PROMPT — Copy every entry exactly.

Dataset items —
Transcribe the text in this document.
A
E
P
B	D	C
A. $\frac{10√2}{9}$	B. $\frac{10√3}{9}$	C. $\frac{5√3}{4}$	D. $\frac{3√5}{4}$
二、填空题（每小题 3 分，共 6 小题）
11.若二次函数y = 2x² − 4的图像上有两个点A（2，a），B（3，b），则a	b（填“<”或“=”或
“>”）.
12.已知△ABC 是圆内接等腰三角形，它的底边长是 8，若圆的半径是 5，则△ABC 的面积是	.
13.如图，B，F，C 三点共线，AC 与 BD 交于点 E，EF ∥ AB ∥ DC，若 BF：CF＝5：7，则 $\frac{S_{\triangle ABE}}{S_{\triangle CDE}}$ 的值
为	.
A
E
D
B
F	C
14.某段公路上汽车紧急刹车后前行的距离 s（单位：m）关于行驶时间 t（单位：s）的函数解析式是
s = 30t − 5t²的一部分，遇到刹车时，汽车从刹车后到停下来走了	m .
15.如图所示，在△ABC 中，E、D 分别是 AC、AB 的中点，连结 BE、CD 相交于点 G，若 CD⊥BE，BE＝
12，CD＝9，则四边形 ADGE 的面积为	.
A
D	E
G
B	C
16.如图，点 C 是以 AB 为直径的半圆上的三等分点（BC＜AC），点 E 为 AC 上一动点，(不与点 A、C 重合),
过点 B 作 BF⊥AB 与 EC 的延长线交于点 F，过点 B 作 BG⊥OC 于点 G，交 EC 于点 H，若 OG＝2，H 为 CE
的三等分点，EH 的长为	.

OUTPUT FOR THIS EXERCISE —
Transcribe the text in this document.
A
E
P
B	D	C
A. $\frac{10√2}{9}$	B. $\frac{10√3}{9}$	C. $\frac{5√3}{4}$	D. $\frac{3√5}{4}$
二、填空题（每小题 3 分，共 6 小题）
11.若二次函数y = 2x² − 4的图像上有两个点A（2，a），B（3，b），则a	b（填“<”或“=”或
“>”）.
12.已知△ABC 是圆内接等腰三角形，它的底边长是 8，若圆的半径是 5，则△ABC 的面积是	.
13.如图，B，F，C 三点共线，AC 与 BD 交于点 E，EF ∥ AB ∥ DC，若 BF：CF＝5：7，则 $\frac{S_{\triangle ABE}}{S_{\triangle CDE}}$ 的值
为	.
A
E
D
B
F	C
14.某段公路上汽车紧急刹车后前行的距离 s（单位：m）关于行驶时间 t（单位：s）的函数解析式是
s = 30t − 5t²的一部分，遇到刹车时，汽车从刹车后到停下来走了	m .
15.如图所示，在△ABC 中，E、D 分别是 AC、AB 的中点，连结 BE、CD 相交于点 G，若 CD⊥BE，BE＝
12，CD＝9，则四边形 ADGE 的面积为	.
A
D	E
G
B	C
16.如图，点 C 是以 AB 为直径的半圆上的三等分点（BC＜AC），点 E 为 AC 上一动点，(不与点 A、C 重合),
过点 B 作 BF⊥AB 与 EC 的延长线交于点 F，过点 B 作 BG⊥OC 于点 G，交 EC 于点 H，若 OG＝2，H 为 CE
的三等分点，EH 的长为	.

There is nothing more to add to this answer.